▸ GOAL
Take all the material and copy it exactly.

Saved entries:
______________________________

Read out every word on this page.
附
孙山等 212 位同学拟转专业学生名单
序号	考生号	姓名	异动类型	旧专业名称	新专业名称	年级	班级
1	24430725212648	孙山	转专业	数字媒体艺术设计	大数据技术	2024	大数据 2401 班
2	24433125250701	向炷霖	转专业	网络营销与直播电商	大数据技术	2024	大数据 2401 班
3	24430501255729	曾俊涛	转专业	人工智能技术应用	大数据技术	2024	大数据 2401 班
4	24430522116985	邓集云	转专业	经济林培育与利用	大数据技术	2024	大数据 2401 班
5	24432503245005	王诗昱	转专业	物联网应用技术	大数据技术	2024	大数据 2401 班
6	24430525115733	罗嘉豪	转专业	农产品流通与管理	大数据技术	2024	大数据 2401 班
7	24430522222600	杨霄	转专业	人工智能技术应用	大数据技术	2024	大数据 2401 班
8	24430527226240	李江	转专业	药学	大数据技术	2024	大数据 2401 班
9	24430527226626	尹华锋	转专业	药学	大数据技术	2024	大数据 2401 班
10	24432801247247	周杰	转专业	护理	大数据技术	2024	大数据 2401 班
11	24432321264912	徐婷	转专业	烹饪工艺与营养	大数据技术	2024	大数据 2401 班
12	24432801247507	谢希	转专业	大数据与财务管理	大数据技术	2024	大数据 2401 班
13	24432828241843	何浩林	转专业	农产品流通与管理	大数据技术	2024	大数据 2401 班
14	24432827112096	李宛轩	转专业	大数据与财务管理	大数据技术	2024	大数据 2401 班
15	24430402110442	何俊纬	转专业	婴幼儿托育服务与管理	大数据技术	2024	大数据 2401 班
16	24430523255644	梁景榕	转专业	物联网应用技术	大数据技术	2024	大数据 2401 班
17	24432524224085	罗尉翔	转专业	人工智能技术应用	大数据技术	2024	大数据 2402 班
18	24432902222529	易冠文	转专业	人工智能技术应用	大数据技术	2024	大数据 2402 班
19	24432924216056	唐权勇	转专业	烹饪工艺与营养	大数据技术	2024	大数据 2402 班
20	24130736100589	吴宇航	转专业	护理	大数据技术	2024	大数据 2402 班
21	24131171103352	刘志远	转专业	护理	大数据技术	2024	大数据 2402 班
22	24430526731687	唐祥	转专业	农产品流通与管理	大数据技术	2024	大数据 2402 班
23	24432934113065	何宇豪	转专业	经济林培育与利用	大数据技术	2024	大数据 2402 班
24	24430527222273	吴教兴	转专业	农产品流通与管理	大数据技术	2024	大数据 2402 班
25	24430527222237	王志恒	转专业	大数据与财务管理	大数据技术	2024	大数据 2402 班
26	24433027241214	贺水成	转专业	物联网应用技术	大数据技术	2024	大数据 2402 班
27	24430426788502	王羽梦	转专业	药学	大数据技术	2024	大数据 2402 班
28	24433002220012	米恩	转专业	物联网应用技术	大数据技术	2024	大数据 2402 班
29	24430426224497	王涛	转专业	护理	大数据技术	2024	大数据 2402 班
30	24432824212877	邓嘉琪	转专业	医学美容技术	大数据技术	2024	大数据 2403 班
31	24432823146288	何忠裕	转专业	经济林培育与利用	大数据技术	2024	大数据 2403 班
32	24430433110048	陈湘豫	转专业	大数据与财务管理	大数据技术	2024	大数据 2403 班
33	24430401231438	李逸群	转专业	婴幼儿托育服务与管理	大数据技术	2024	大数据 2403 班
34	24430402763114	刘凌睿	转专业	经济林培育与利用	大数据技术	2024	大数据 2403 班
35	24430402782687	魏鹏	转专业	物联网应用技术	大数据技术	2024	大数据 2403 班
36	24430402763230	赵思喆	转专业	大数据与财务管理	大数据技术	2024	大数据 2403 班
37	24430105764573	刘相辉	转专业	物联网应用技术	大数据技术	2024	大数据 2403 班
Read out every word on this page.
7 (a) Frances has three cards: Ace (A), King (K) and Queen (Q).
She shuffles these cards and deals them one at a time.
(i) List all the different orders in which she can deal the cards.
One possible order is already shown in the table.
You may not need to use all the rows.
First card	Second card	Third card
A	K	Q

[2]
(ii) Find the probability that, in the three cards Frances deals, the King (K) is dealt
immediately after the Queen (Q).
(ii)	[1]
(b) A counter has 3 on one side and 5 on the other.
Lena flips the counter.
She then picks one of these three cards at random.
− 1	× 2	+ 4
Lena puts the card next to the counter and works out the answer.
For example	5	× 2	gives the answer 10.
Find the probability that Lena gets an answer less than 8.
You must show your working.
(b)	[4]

______________________________

▸ RESPONSE TO THIS TASK
Read out every word on this page.
附
孙山等 212 位同学拟转专业学生名单
序号	考生号	姓名	异动类型	旧专业名称	新专业名称	年级	班级
1	24430725212648	孙山	转专业	数字媒体艺术设计	大数据技术	2024	大数据 2401 班
2	24433125250701	向炷霖	转专业	网络营销与直播电商	大数据技术	2024	大数据 2401 班
3	24430501255729	曾俊涛	转专业	人工智能技术应用	大数据技术	2024	大数据 2401 班
4	24430522116985	邓集云	转专业	经济林培育与利用	大数据技术	2024	大数据 2401 班
5	24432503245005	王诗昱	转专业	物联网应用技术	大数据技术	2024	大数据 2401 班
6	24430525115733	罗嘉豪	转专业	农产品流通与管理	大数据技术	2024	大数据 2401 班
7	24430522222600	杨霄	转专业	人工智能技术应用	大数据技术	2024	大数据 2401 班
8	24430527226240	李江	转专业	药学	大数据技术	2024	大数据 2401 班
9	24430527226626	尹华锋	转专业	药学	大数据技术	2024	大数据 2401 班
10	24432801247247	周杰	转专业	护理	大数据技术	2024	大数据 2401 班
11	24432321264912	徐婷	转专业	烹饪工艺与营养	大数据技术	2024	大数据 2401 班
12	24432801247507	谢希	转专业	大数据与财务管理	大数据技术	2024	大数据 2401 班
13	24432828241843	何浩林	转专业	农产品流通与管理	大数据技术	2024	大数据 2401 班
14	24432827112096	李宛轩	转专业	大数据与财务管理	大数据技术	2024	大数据 2401 班
15	24430402110442	何俊纬	转专业	婴幼儿托育服务与管理	大数据技术	2024	大数据 2401 班
16	24430523255644	梁景榕	转专业	物联网应用技术	大数据技术	2024	大数据 2401 班
17	24432524224085	罗尉翔	转专业	人工智能技术应用	大数据技术	2024	大数据 2402 班
18	24432902222529	易冠文	转专业	人工智能技术应用	大数据技术	2024	大数据 2402 班
19	24432924216056	唐权勇	转专业	烹饪工艺与营养	大数据技术	2024	大数据 2402 班
20	24130736100589	吴宇航	转专业	护理	大数据技术	2024	大数据 2402 班
21	24131171103352	刘志远	转专业	护理	大数据技术	2024	大数据 2402 班
22	24430526731687	唐祥	转专业	农产品流通与管理	大数据技术	2024	大数据 2402 班
23	24432934113065	何宇豪	转专业	经济林培育与利用	大数据技术	2024	大数据 2402 班
24	24430527222273	吴教兴	转专业	农产品流通与管理	大数据技术	2024	大数据 2402 班
25	24430527222237	王志恒	转专业	大数据与财务管理	大数据技术	2024	大数据 2402 班
26	24433027241214	贺水成	转专业	物联网应用技术	大数据技术	2024	大数据 2402 班
27	24430426788502	王羽梦	转专业	药学	大数据技术	2024	大数据 2402 班
28	24433002220012	米恩	转专业	物联网应用技术	大数据技术	2024	大数据 2402 班
29	24430426224497	王涛	转专业	护理	大数据技术	2024	大数据 2402 班
30	24432824212877	邓嘉琪	转专业	医学美容技术	大数据技术	2024	大数据 2403 班
31	24432823146288	何忠裕	转专业	经济林培育与利用	大数据技术	2024	大数据 2403 班
32	24430433110048	陈湘豫	转专业	大数据与财务管理	大数据技术	2024	大数据 2403 班
33	24430401231438	李逸群	转专业	婴幼儿托育服务与管理	大数据技术	2024	大数据 2403 班
34	24430402763114	刘凌睿	转专业	经济林培育与利用	大数据技术	2024	大数据 2403 班
35	24430402782687	魏鹏	转专业	物联网应用技术	大数据技术	2024	大数据 2403 班
36	24430402763230	赵思喆	转专业	大数据与财务管理	大数据技术	2024	大数据 2403 班
37	24430105764573	刘相辉	转专业	物联网应用技术	大数据技术	2024	大数据 2403 班
Read out every word on this page.
7 (a) Frances has three cards: Ace (A), King (K) and Queen (Q).
She shuffles these cards and deals them one at a time.
(i) List all the different orders in which she can deal the cards.
One possible order is already shown in the table.
You may not need to use all the rows.
First card	Second card	Third card
A	K	Q

[2]
(ii) Find the probability that, in the three cards Frances deals, the King (K) is dealt
immediately after the Queen (Q).
(ii)	[1]
(b) A counter has 3 on one side and 5 on the other.
Lena flips the counter.
She then picks one of these three cards at random.
− 1	× 2	+ 4
Lena puts the card next to the counter and works out the answer.
For example	5	× 2	gives the answer 10.
Find the probability that Lena gets an answer less than 8.
You must show your working.
(b)	[4]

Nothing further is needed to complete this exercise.